**Objective:** Pick out the lines in the listing below that contain the word "Gesundheitsausgaben" and copy them.

**Input rows:**
+ + + + + + +
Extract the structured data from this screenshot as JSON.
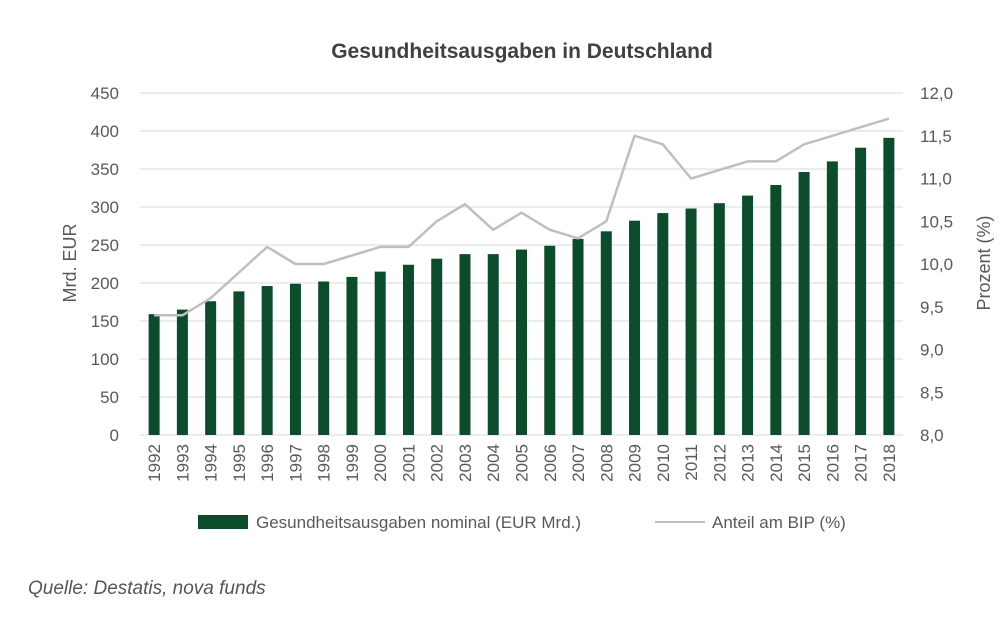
{
  "source": "Quelle: Destatis, nova funds",
  "chart_data": {
    "type": "bar",
    "title": "Gesundheitsausgaben in Deutschland",
    "categories": [
      "1992",
      "1993",
      "1994",
      "1995",
      "1996",
      "1997",
      "1998",
      "1999",
      "2000",
      "2001",
      "2002",
      "2003",
      "2004",
      "2005",
      "2006",
      "2007",
      "2008",
      "2009",
      "2010",
      "2011",
      "2012",
      "2013",
      "2014",
      "2015",
      "2016",
      "2017",
      "2018"
    ],
    "series": [
      {
        "name": "Gesundheitsausgaben nominal (EUR Mrd.)",
        "type": "bar",
        "axis": "left",
        "color": "#0b4d2b",
        "values": [
          159,
          165,
          176,
          189,
          196,
          199,
          202,
          208,
          215,
          224,
          232,
          238,
          238,
          244,
          249,
          258,
          268,
          282,
          292,
          298,
          305,
          315,
          329,
          346,
          360,
          378,
          391
        ]
      },
      {
        "name": "Anteil am BIP (%)",
        "type": "line",
        "axis": "right",
        "color": "#bfbfbf",
        "values": [
          9.4,
          9.4,
          9.6,
          9.9,
          10.2,
          10.0,
          10.0,
          10.1,
          10.2,
          10.2,
          10.5,
          10.7,
          10.4,
          10.6,
          10.4,
          10.3,
          10.5,
          11.5,
          11.4,
          11.0,
          11.1,
          11.2,
          11.2,
          11.4,
          11.5,
          11.6,
          11.7
        ]
      }
    ],
    "ylabel": "Mrd. EUR",
    "y2label": "Prozent (%)",
    "ylim": [
      0,
      450
    ],
    "yticks": [
      "0",
      "50",
      "100",
      "150",
      "200",
      "250",
      "300",
      "350",
      "400",
      "450"
    ],
    "y2lim": [
      8.0,
      12.0
    ],
    "y2ticks": [
      "8,0",
      "8,5",
      "9,0",
      "9,5",
      "10,0",
      "10,5",
      "11,0",
      "11,5",
      "12,0"
    ],
    "grid": true,
    "legend_position": "bottom",
    "gridColor": "#d9d9d9"
  }
}
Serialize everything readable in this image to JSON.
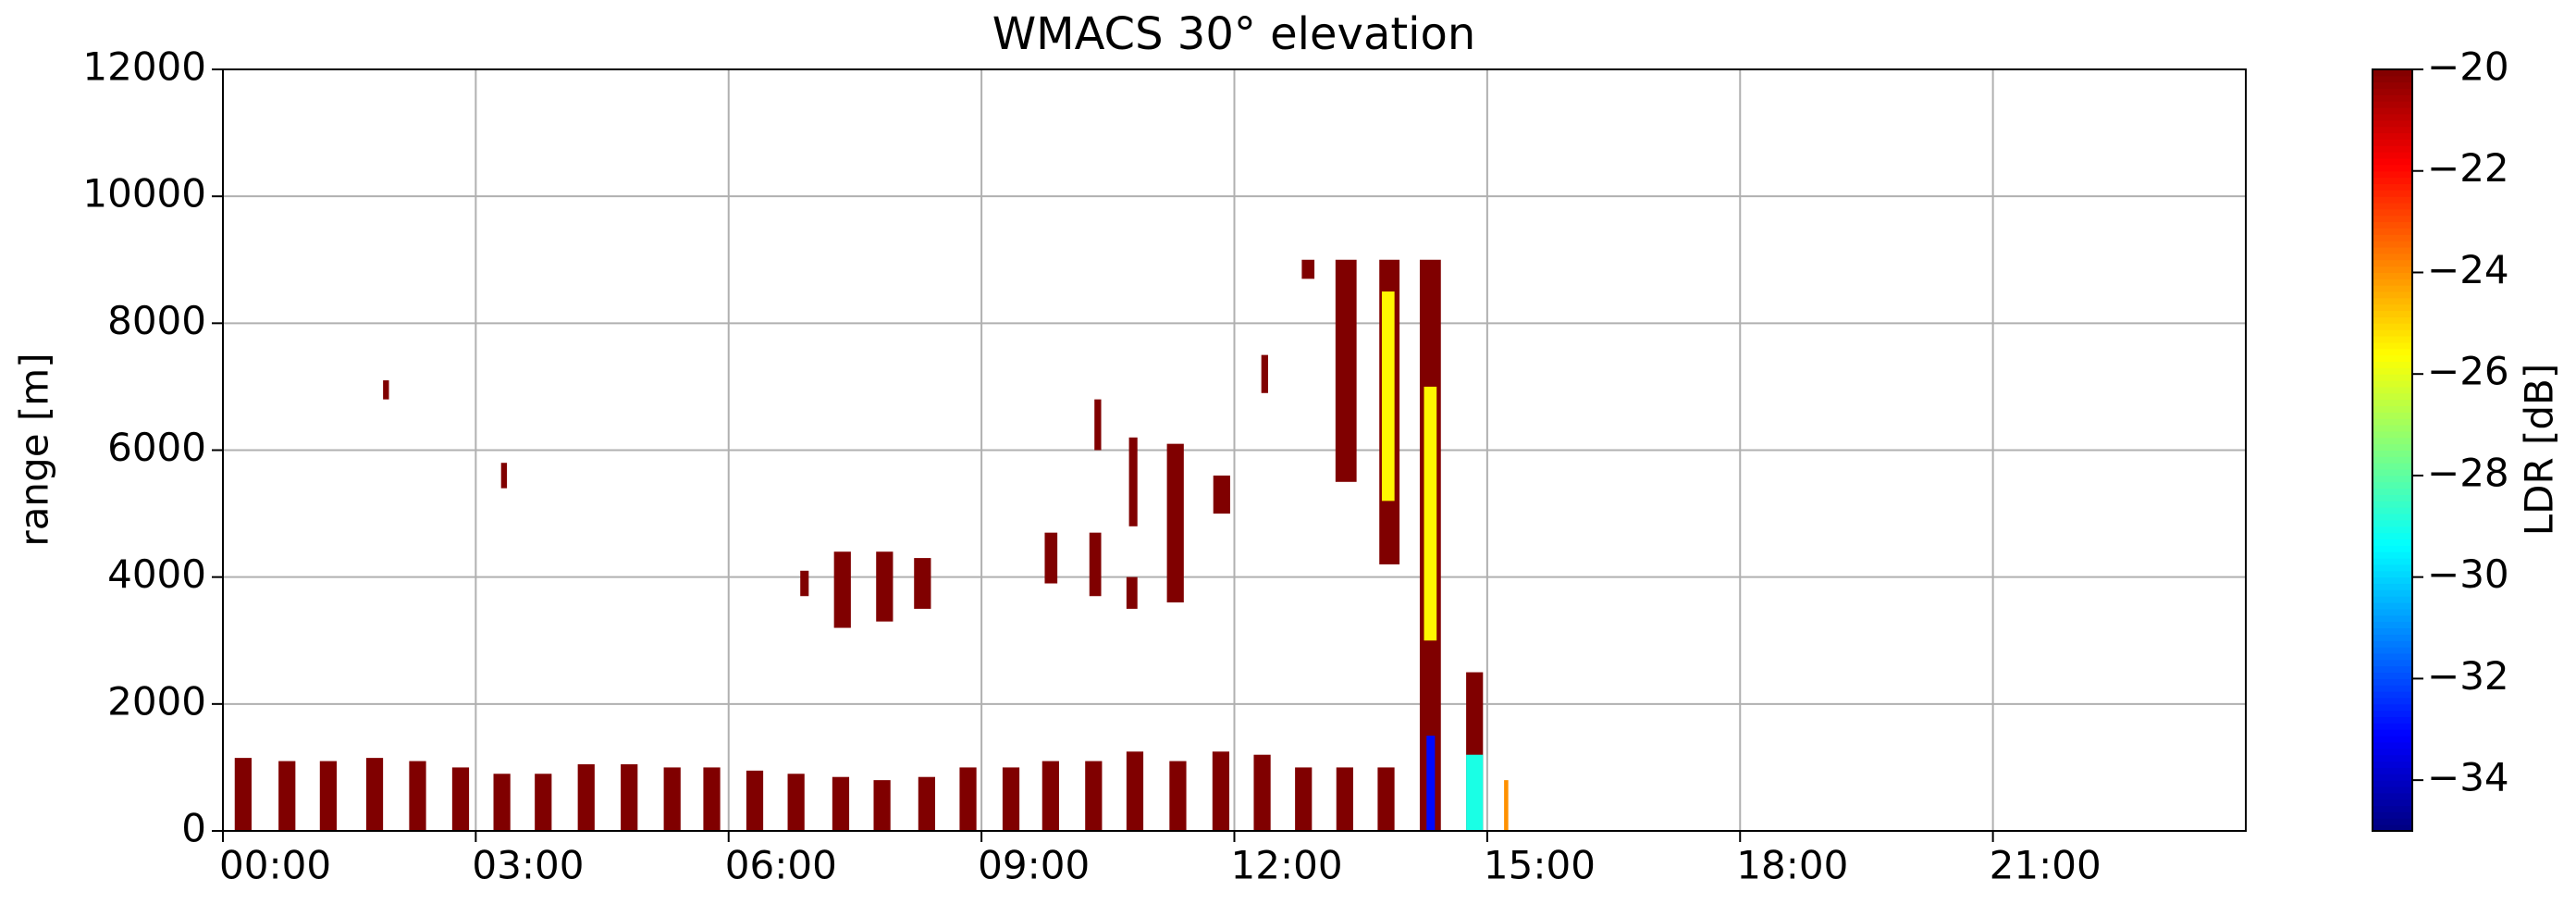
{
  "chart_data": {
    "type": "heatmap",
    "title": "WMACS 30° elevation",
    "y_label": "range [m]",
    "colorbar_label": "LDR [dB]",
    "colormap": "jet",
    "xlim": [
      0,
      24
    ],
    "ylim": [
      0,
      12000
    ],
    "clim": [
      -35,
      -20
    ],
    "xticks": [
      {
        "value": 0,
        "label": "00:00"
      },
      {
        "value": 3,
        "label": "03:00"
      },
      {
        "value": 6,
        "label": "06:00"
      },
      {
        "value": 9,
        "label": "09:00"
      },
      {
        "value": 12,
        "label": "12:00"
      },
      {
        "value": 15,
        "label": "15:00"
      },
      {
        "value": 18,
        "label": "18:00"
      },
      {
        "value": 21,
        "label": "21:00"
      }
    ],
    "yticks": [
      0,
      2000,
      4000,
      6000,
      8000,
      10000,
      12000
    ],
    "cticks": [
      {
        "value": -34,
        "label": "−34"
      },
      {
        "value": -32,
        "label": "−32"
      },
      {
        "value": -30,
        "label": "−30"
      },
      {
        "value": -28,
        "label": "−28"
      },
      {
        "value": -26,
        "label": "−26"
      },
      {
        "value": -24,
        "label": "−24"
      },
      {
        "value": -22,
        "label": "−22"
      },
      {
        "value": -20,
        "label": "−20"
      }
    ],
    "grid": true,
    "cells": [
      [
        0.14,
        0.34,
        0,
        1150,
        -20
      ],
      [
        0.66,
        0.86,
        0,
        1100,
        -20
      ],
      [
        1.15,
        1.35,
        0,
        1100,
        -20
      ],
      [
        1.7,
        1.9,
        0,
        1150,
        -20
      ],
      [
        2.21,
        2.41,
        0,
        1100,
        -20
      ],
      [
        2.72,
        2.92,
        0,
        1000,
        -20
      ],
      [
        3.21,
        3.41,
        0,
        900,
        -20
      ],
      [
        3.7,
        3.9,
        0,
        900,
        -20
      ],
      [
        4.21,
        4.41,
        0,
        1050,
        -20
      ],
      [
        4.72,
        4.92,
        0,
        1050,
        -20
      ],
      [
        5.23,
        5.43,
        0,
        1000,
        -20
      ],
      [
        5.7,
        5.9,
        0,
        1000,
        -20
      ],
      [
        6.21,
        6.41,
        0,
        950,
        -20
      ],
      [
        6.7,
        6.9,
        0,
        900,
        -20
      ],
      [
        7.23,
        7.43,
        0,
        850,
        -20
      ],
      [
        7.72,
        7.92,
        0,
        800,
        -20
      ],
      [
        8.25,
        8.45,
        0,
        850,
        -20
      ],
      [
        8.74,
        8.94,
        0,
        1000,
        -20
      ],
      [
        9.25,
        9.45,
        0,
        1000,
        -20
      ],
      [
        9.72,
        9.92,
        0,
        1100,
        -20
      ],
      [
        10.23,
        10.43,
        0,
        1100,
        -20
      ],
      [
        10.72,
        10.92,
        0,
        1250,
        -20
      ],
      [
        11.23,
        11.43,
        0,
        1100,
        -20
      ],
      [
        11.74,
        11.94,
        0,
        1250,
        -20
      ],
      [
        12.23,
        12.43,
        0,
        1200,
        -20
      ],
      [
        12.72,
        12.92,
        0,
        1000,
        -20
      ],
      [
        13.21,
        13.41,
        0,
        1000,
        -20
      ],
      [
        13.7,
        13.9,
        0,
        1000,
        -20
      ],
      [
        1.9,
        1.97,
        6800,
        7100,
        -20
      ],
      [
        3.3,
        3.37,
        5400,
        5800,
        -20
      ],
      [
        6.85,
        6.95,
        3700,
        4100,
        -20
      ],
      [
        7.25,
        7.45,
        3200,
        4400,
        -20
      ],
      [
        7.75,
        7.95,
        3300,
        4400,
        -20
      ],
      [
        8.2,
        8.4,
        3500,
        4300,
        -20
      ],
      [
        9.75,
        9.9,
        3900,
        4700,
        -20
      ],
      [
        10.28,
        10.42,
        3700,
        4700,
        -20
      ],
      [
        10.34,
        10.42,
        6000,
        6800,
        -20
      ],
      [
        10.75,
        10.85,
        4800,
        6200,
        -20
      ],
      [
        10.72,
        10.85,
        3500,
        4000,
        -20
      ],
      [
        11.2,
        11.4,
        3600,
        6100,
        -20
      ],
      [
        11.75,
        11.95,
        5000,
        5600,
        -20
      ],
      [
        12.32,
        12.4,
        6900,
        7500,
        -20
      ],
      [
        12.8,
        12.95,
        8700,
        9000,
        -20
      ],
      [
        13.2,
        13.45,
        5500,
        9000,
        -20
      ],
      [
        13.72,
        13.96,
        4200,
        9000,
        -20
      ],
      [
        13.75,
        13.9,
        5200,
        8500,
        -25.5
      ],
      [
        14.2,
        14.45,
        0,
        9000,
        -20
      ],
      [
        14.25,
        14.4,
        3000,
        7000,
        -25.5
      ],
      [
        14.28,
        14.38,
        0,
        1500,
        -33
      ],
      [
        14.75,
        14.95,
        0,
        2500,
        -20
      ],
      [
        14.75,
        14.95,
        0,
        1200,
        -29
      ],
      [
        15.2,
        15.25,
        0,
        800,
        -24
      ]
    ]
  }
}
+ + + + + + +
**Completed exercise:**
    "title": "Gesundheitsausgaben in Deutschland",
        "name": "Gesundheitsausgaben nominal (EUR Mrd.)",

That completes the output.